**Stated task:**
Images are not part of the copy; write out the rest of the data exactly as given.

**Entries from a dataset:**
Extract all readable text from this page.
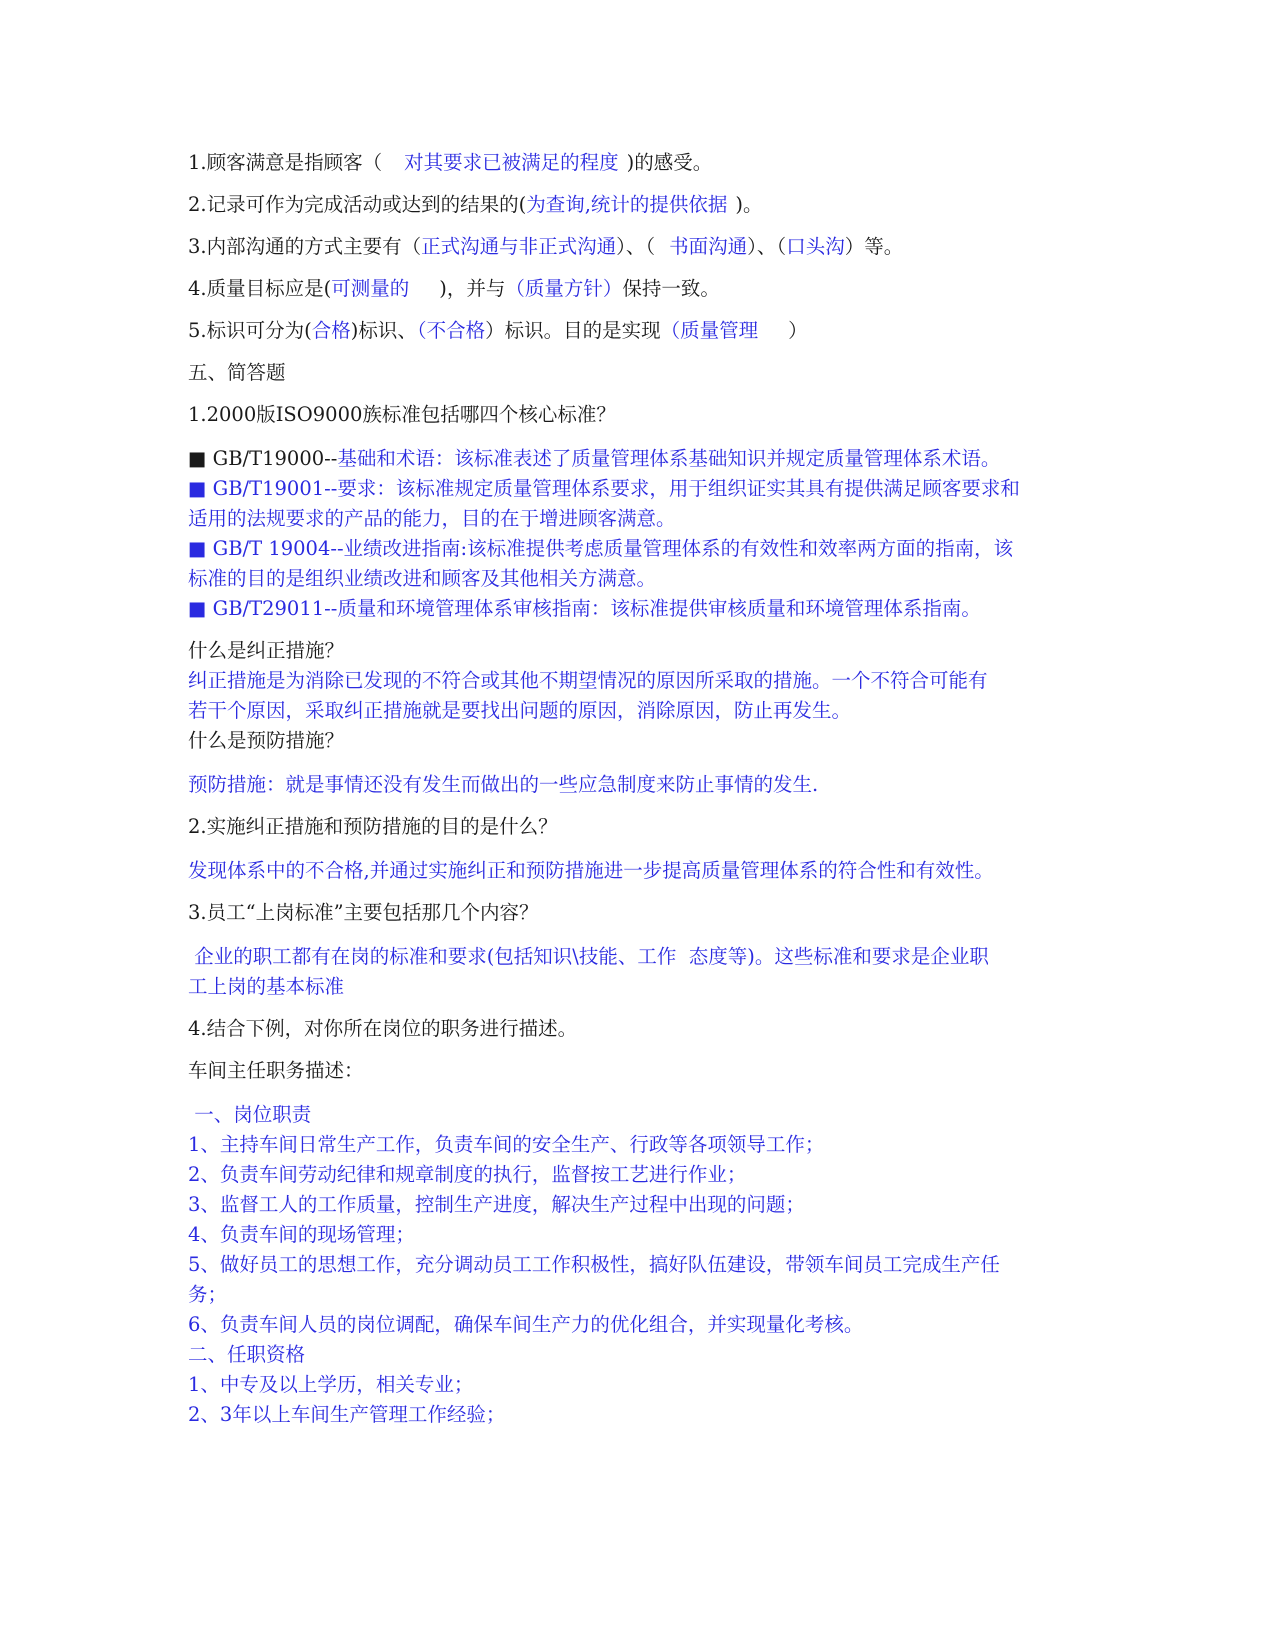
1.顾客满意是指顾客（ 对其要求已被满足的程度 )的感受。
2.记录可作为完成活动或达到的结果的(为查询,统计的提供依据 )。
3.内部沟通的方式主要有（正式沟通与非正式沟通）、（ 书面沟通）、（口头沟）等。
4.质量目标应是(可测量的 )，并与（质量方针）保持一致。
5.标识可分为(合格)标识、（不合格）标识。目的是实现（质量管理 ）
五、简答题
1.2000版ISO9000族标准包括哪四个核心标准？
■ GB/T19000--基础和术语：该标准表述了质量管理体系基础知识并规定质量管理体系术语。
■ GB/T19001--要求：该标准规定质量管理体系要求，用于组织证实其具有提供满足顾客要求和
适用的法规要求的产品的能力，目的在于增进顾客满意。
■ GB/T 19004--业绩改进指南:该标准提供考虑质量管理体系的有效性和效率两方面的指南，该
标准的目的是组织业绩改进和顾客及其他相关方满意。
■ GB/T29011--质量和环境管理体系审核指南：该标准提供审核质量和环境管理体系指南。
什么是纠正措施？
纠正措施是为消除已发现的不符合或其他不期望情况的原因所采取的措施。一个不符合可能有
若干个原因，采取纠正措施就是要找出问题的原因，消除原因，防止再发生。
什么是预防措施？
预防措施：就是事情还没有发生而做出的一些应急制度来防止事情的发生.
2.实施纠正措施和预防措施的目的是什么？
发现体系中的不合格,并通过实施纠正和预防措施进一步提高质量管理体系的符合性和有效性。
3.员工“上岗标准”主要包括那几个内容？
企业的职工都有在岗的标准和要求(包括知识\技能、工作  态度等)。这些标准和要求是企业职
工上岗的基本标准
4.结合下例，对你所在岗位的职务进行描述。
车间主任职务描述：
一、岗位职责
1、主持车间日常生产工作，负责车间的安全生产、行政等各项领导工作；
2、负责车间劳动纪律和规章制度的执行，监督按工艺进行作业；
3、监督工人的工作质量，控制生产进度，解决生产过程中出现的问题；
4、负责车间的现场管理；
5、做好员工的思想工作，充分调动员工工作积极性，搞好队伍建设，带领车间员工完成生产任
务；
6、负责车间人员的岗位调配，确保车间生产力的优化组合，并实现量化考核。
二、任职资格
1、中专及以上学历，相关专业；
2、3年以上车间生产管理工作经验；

**Response:**
Extract all readable text from this page.
1.顾客满意是指顾客（ 对其要求已被满足的程度 )的感受。
2.记录可作为完成活动或达到的结果的(为查询,统计的提供依据 )。
3.内部沟通的方式主要有（正式沟通与非正式沟通）、（ 书面沟通）、（口头沟）等。
4.质量目标应是(可测量的 )，并与（质量方针）保持一致。
5.标识可分为(合格)标识、（不合格）标识。目的是实现（质量管理 ）
五、简答题
1.2000版ISO9000族标准包括哪四个核心标准？
■ GB/T19000--基础和术语：该标准表述了质量管理体系基础知识并规定质量管理体系术语。
■ GB/T19001--要求：该标准规定质量管理体系要求，用于组织证实其具有提供满足顾客要求和
适用的法规要求的产品的能力，目的在于增进顾客满意。
■ GB/T 19004--业绩改进指南:该标准提供考虑质量管理体系的有效性和效率两方面的指南，该
标准的目的是组织业绩改进和顾客及其他相关方满意。
■ GB/T29011--质量和环境管理体系审核指南：该标准提供审核质量和环境管理体系指南。
什么是纠正措施？
纠正措施是为消除已发现的不符合或其他不期望情况的原因所采取的措施。一个不符合可能有
若干个原因，采取纠正措施就是要找出问题的原因，消除原因，防止再发生。
什么是预防措施？
预防措施：就是事情还没有发生而做出的一些应急制度来防止事情的发生.
2.实施纠正措施和预防措施的目的是什么？
发现体系中的不合格,并通过实施纠正和预防措施进一步提高质量管理体系的符合性和有效性。
3.员工“上岗标准”主要包括那几个内容？
企业的职工都有在岗的标准和要求(包括知识\技能、工作  态度等)。这些标准和要求是企业职
工上岗的基本标准
4.结合下例，对你所在岗位的职务进行描述。
车间主任职务描述：
一、岗位职责
1、主持车间日常生产工作，负责车间的安全生产、行政等各项领导工作；
2、负责车间劳动纪律和规章制度的执行，监督按工艺进行作业；
3、监督工人的工作质量，控制生产进度，解决生产过程中出现的问题；
4、负责车间的现场管理；
5、做好员工的思想工作，充分调动员工工作积极性，搞好队伍建设，带领车间员工完成生产任
务；
6、负责车间人员的岗位调配，确保车间生产力的优化组合，并实现量化考核。
二、任职资格
1、中专及以上学历，相关专业；
2、3年以上车间生产管理工作经验；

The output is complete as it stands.